— Start of Given records —
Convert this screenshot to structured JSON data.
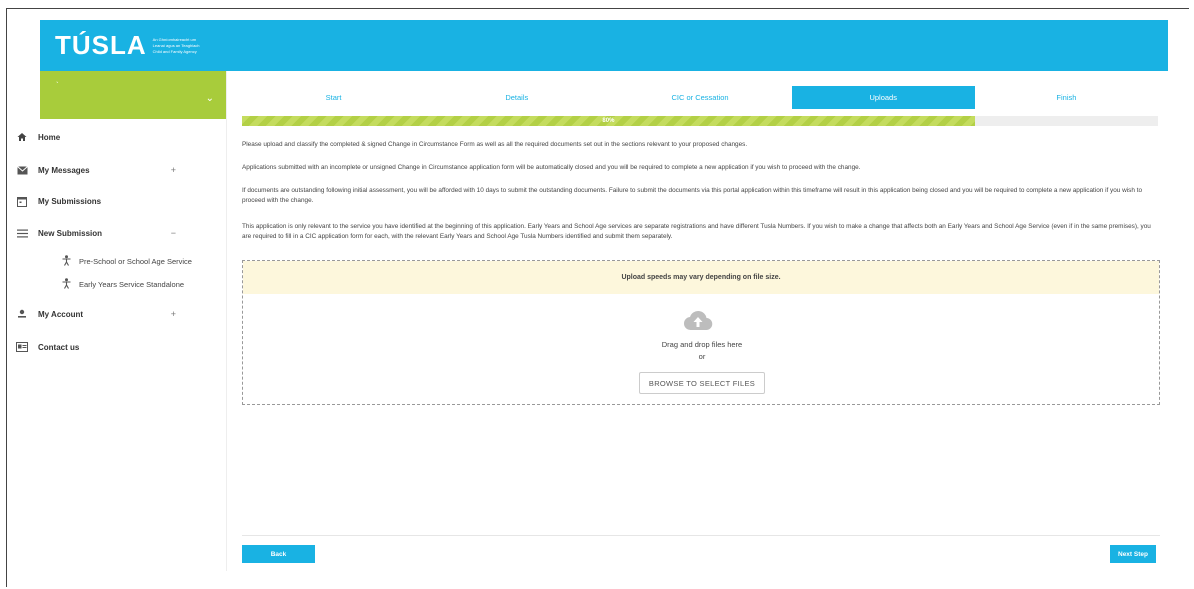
{
  "header": {
    "logo_text": "TÚSLA",
    "logo_sub": [
      "An Ghníomhaireacht um",
      "Leanaí agus an Teaghlach",
      "Child and Family Agency"
    ]
  },
  "sidebar": {
    "items": [
      {
        "label": "Home",
        "icon": "home-icon"
      },
      {
        "label": "My Messages",
        "icon": "envelope-icon",
        "toggle": "+"
      },
      {
        "label": "My Submissions",
        "icon": "calendar-icon"
      },
      {
        "label": "New Submission",
        "icon": "menu-icon",
        "toggle": "−"
      },
      {
        "label": "My Account",
        "icon": "person-icon",
        "toggle": "+"
      },
      {
        "label": "Contact us",
        "icon": "contact-card-icon"
      }
    ],
    "sub_items": [
      {
        "label": "Pre-School or School Age Service",
        "icon": "child-icon"
      },
      {
        "label": "Early Years Service Standalone",
        "icon": "child-icon"
      }
    ]
  },
  "steps": [
    "Start",
    "Details",
    "CIC or Cessation",
    "Uploads",
    "Finish"
  ],
  "active_step": "Uploads",
  "progress": {
    "percent": 80,
    "label": "80%"
  },
  "paragraphs": [
    "Please upload and classify the completed & signed Change in Circumstance Form as well as all the required documents set out in the sections relevant to your proposed changes.",
    "Applications submitted with an incomplete or unsigned Change in Circumstance application form will be automatically closed and you will be required to complete a new application if you wish to proceed with the change.",
    "If documents are outstanding following initial assessment, you will be afforded with 10 days to submit the outstanding documents. Failure to submit the documents via this portal application within this timeframe will result in this application being closed and you will be required to complete a new application if you wish to proceed with the change.",
    "This application is only relevant to the service you have identified at the beginning of this application. Early Years and School Age services are separate registrations and have different Tusla Numbers. If you wish to make a change that affects both an Early Years and School Age Service (even if in the same premises), you are required to fill in a CIC application form for each, with the relevant Early Years and School Age Tusla Numbers identified and submit them separately."
  ],
  "upload": {
    "banner": "Upload speeds may vary depending on file size.",
    "drag_text": "Drag and drop files here",
    "or_text": "or",
    "browse_label": "BROWSE TO SELECT FILES"
  },
  "buttons": {
    "back": "Back",
    "next": "Next Step"
  },
  "colors": {
    "primary": "#19b2e3",
    "green": "#a8cc3b",
    "banner": "#fdf7dc"
  }
}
— End of Given records —
Goal of the exercise: Gather every line containing the word "banner" and copy it.

Exercise solution:
    "banner": "Upload speeds may vary depending on file size.",
    "banner": "#fdf7dc"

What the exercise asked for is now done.